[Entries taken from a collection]
..........
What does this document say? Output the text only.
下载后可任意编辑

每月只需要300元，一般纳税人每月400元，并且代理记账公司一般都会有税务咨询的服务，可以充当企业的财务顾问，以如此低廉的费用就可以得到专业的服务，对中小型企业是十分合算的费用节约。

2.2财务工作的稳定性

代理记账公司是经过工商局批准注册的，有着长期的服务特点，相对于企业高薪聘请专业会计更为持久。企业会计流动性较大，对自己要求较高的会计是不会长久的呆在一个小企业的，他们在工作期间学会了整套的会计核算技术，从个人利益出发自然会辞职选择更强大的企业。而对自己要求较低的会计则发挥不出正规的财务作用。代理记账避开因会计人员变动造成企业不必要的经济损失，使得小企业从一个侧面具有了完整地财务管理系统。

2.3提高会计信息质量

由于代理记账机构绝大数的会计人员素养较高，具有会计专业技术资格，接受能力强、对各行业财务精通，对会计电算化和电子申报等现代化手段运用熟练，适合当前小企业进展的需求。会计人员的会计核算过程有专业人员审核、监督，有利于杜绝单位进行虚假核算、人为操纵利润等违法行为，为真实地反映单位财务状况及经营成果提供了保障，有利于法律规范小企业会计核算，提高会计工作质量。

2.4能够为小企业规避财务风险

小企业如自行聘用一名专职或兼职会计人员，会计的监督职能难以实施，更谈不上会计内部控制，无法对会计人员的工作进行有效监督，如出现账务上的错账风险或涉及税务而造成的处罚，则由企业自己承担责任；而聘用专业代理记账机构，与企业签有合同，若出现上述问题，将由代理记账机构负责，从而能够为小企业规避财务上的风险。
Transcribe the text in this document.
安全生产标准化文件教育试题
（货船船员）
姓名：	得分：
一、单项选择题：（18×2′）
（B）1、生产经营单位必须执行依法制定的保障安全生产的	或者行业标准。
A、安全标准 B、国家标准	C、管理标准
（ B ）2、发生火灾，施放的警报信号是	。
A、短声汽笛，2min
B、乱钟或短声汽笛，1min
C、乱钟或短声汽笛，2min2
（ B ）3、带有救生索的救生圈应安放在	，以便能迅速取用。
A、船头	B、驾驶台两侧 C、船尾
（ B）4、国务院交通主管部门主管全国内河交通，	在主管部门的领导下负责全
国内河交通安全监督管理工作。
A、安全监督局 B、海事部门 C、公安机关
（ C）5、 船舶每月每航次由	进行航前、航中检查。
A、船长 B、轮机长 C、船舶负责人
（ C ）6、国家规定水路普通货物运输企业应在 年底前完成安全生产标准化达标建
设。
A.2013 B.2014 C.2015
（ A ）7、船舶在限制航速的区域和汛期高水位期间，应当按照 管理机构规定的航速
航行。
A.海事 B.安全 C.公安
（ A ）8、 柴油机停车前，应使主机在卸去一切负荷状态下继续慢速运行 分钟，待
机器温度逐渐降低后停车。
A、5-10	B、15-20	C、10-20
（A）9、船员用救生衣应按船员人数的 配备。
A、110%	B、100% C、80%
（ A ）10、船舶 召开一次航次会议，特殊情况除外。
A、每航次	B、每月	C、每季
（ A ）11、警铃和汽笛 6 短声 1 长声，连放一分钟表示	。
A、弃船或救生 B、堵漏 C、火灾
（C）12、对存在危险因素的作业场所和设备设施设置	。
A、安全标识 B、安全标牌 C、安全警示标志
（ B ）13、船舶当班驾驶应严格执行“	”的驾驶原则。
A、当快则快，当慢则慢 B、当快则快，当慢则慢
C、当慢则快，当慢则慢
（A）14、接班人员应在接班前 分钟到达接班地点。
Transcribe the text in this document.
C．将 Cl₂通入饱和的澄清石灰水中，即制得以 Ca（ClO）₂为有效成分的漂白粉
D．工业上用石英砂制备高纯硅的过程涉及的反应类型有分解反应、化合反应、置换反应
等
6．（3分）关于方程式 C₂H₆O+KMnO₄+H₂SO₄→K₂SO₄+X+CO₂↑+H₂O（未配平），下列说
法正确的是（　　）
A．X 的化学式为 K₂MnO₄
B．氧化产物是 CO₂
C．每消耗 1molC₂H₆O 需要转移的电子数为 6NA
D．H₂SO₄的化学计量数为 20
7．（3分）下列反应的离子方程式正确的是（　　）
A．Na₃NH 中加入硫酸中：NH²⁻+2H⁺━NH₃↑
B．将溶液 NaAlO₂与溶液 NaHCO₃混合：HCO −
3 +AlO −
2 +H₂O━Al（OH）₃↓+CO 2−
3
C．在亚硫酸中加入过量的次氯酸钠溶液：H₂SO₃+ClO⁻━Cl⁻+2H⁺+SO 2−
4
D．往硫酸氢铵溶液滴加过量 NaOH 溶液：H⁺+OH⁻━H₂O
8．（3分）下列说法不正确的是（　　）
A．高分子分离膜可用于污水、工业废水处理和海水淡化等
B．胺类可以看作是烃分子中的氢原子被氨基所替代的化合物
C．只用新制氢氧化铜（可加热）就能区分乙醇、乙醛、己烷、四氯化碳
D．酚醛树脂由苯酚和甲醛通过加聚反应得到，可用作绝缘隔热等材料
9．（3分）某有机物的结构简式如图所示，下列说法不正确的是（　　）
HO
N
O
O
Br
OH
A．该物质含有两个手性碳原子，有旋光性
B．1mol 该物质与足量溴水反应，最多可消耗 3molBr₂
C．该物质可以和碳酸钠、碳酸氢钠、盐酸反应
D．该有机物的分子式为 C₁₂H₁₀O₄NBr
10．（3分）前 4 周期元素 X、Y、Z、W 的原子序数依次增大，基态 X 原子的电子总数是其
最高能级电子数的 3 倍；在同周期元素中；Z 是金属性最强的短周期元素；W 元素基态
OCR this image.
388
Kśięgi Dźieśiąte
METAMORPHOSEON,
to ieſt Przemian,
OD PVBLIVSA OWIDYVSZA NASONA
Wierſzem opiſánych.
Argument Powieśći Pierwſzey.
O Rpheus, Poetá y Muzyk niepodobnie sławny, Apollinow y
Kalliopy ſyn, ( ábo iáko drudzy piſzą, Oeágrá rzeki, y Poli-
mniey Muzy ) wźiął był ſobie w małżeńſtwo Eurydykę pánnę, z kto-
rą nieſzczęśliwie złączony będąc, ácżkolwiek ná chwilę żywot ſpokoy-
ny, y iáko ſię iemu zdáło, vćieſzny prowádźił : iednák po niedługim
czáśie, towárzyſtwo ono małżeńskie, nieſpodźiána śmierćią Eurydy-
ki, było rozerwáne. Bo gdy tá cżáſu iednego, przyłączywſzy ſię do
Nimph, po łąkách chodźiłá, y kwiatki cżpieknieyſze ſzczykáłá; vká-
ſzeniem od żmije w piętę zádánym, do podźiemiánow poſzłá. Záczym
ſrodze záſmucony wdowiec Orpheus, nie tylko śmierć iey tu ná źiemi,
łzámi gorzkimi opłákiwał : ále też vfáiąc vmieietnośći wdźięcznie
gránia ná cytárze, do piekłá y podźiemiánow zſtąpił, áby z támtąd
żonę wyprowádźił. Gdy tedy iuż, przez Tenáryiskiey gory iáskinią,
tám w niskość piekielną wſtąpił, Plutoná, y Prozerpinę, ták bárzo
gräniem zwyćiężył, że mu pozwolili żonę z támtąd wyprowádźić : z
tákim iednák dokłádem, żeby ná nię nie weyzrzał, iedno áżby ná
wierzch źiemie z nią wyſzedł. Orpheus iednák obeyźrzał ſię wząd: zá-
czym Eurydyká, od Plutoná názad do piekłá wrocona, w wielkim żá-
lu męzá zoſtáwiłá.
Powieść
..........
== What the task asks ==
Which lines include the word "iednák"? List them all.

== Answer in full ==
ny, y iáko ſię iemu zdáło, vćieſzny prowádźił : iednák po niedługim
tákim iednák dokłádem, żeby ná nię nie weyzrzał, iedno áżby ná
wierzch źiemie z nią wyſzedł. Orpheus iednák obeyźrzał ſię wząd: zá-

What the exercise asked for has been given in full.